Embedded Systems Engineer → Systems Architect | Avionics · Autonomous Systems · Safety-Critical Firmware
M.Sc. Scientific Computing — Elite Network of Bavaria, University of Bayreuth
Munich / Bavaria, Germany
I build systems where failure is not recoverable and timing is not negotiable.
Three years across radar imaging, autonomous UAV stacks, and HPC numerical solvers have converged on a single discipline: designing deterministic software architectures across the full hardware-software boundary from register-level silicon up to distributed RTOS microkernel design.
My work lives in the intersection of control theory, real-time OS internals, and embedded compute constraints. I don't integrate systems, I architect them from the physics upward.

▸ To do
(1) Copy the profile from "Three years across" to "RTOS microkernel design.", swapping "radar imaging" for "sonar imaging".
(2) Answer these questions from the profile:
(a) Which university granted the M.Sc. in Scientific Computing?
(b) How many years of work across radar imaging, autonomous UAV stacks, and HPC numerical solvers are mentioned?
(c) What three areas does the work lie at the intersection of?

[Records of where elements appear]
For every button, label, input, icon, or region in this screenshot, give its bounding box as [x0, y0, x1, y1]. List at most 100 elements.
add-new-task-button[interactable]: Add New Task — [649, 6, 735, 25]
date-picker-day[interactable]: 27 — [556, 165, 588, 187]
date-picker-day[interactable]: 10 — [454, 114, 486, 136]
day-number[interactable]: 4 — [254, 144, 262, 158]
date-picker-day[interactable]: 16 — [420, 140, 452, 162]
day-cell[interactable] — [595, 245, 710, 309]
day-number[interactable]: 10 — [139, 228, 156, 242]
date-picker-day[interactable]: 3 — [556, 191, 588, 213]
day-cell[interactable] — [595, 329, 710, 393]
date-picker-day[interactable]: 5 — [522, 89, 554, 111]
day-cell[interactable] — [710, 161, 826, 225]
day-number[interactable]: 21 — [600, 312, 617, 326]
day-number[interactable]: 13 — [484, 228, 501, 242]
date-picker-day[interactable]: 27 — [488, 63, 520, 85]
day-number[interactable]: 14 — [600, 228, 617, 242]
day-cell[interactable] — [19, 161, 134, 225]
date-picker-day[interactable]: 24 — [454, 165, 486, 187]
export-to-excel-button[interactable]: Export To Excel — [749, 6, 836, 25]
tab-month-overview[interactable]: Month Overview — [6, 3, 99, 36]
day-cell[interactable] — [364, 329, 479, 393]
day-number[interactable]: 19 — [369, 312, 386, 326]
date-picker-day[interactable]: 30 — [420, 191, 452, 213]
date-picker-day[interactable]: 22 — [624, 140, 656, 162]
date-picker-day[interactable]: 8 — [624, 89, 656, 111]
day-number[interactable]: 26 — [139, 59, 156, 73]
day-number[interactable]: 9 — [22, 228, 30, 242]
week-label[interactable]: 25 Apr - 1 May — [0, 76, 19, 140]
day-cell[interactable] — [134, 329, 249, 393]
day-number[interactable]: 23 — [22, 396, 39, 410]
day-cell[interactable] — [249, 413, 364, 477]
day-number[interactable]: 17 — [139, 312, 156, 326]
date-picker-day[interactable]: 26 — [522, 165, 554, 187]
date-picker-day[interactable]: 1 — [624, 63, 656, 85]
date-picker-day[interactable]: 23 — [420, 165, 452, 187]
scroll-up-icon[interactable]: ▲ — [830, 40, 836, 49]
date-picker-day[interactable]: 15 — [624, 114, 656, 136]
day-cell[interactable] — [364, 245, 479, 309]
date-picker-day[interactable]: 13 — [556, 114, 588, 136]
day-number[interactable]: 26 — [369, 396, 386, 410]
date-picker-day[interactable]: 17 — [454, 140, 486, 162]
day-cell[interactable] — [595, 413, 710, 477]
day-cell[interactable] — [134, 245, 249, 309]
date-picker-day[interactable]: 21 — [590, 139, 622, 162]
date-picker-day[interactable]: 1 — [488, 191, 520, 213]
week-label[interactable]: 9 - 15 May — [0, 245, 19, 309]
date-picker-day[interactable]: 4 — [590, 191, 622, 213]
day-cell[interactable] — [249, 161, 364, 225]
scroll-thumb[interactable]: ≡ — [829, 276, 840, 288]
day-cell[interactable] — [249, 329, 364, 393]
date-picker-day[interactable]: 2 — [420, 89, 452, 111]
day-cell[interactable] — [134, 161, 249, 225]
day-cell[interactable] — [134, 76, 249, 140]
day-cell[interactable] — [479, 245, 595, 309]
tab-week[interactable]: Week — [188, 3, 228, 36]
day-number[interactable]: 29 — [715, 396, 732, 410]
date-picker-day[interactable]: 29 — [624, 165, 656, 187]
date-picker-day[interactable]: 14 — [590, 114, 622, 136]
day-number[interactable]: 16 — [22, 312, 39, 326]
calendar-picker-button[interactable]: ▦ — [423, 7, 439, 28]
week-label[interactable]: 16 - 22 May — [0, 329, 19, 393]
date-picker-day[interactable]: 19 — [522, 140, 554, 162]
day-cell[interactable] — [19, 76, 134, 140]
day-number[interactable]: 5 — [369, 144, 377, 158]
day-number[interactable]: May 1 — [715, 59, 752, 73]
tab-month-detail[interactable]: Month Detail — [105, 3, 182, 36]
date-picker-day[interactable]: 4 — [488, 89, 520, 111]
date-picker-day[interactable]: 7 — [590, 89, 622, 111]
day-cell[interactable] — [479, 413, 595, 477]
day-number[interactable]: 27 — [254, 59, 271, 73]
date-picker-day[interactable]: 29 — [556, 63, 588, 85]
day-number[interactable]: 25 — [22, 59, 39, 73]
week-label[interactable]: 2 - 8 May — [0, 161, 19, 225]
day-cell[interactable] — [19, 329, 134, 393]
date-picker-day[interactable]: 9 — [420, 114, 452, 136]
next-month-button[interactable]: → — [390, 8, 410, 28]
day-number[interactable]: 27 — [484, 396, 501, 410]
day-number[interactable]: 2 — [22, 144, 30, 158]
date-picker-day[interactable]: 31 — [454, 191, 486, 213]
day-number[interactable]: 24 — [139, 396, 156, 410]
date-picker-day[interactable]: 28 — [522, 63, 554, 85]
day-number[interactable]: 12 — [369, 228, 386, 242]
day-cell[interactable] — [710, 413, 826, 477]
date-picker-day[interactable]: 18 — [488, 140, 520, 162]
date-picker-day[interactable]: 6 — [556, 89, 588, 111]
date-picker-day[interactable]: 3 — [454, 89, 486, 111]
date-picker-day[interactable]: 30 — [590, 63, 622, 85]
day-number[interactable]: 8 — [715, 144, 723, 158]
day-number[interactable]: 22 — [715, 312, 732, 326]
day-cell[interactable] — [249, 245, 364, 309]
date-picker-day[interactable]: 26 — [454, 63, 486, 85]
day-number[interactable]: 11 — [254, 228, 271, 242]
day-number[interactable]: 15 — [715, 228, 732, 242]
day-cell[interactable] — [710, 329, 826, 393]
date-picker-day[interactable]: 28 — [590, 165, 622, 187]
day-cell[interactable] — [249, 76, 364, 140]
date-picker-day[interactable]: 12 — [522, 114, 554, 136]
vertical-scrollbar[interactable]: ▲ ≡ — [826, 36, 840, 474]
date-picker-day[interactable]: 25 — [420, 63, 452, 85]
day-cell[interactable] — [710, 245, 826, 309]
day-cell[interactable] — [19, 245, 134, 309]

▸ Results for each task
(1)
Three years across sonar imaging, autonomous UAV stacks, and HPC numerical solvers have converged on a single discipline: designing deterministic software architectures across the full hardware-software boundary from register-level silicon up to distributed RTOS microkernel design.

(2)
(a) The University of Bayreuth (Elite Network of Bavaria).
(b) Three years.
(c) Control theory, real-time OS internals, and embedded compute constraints.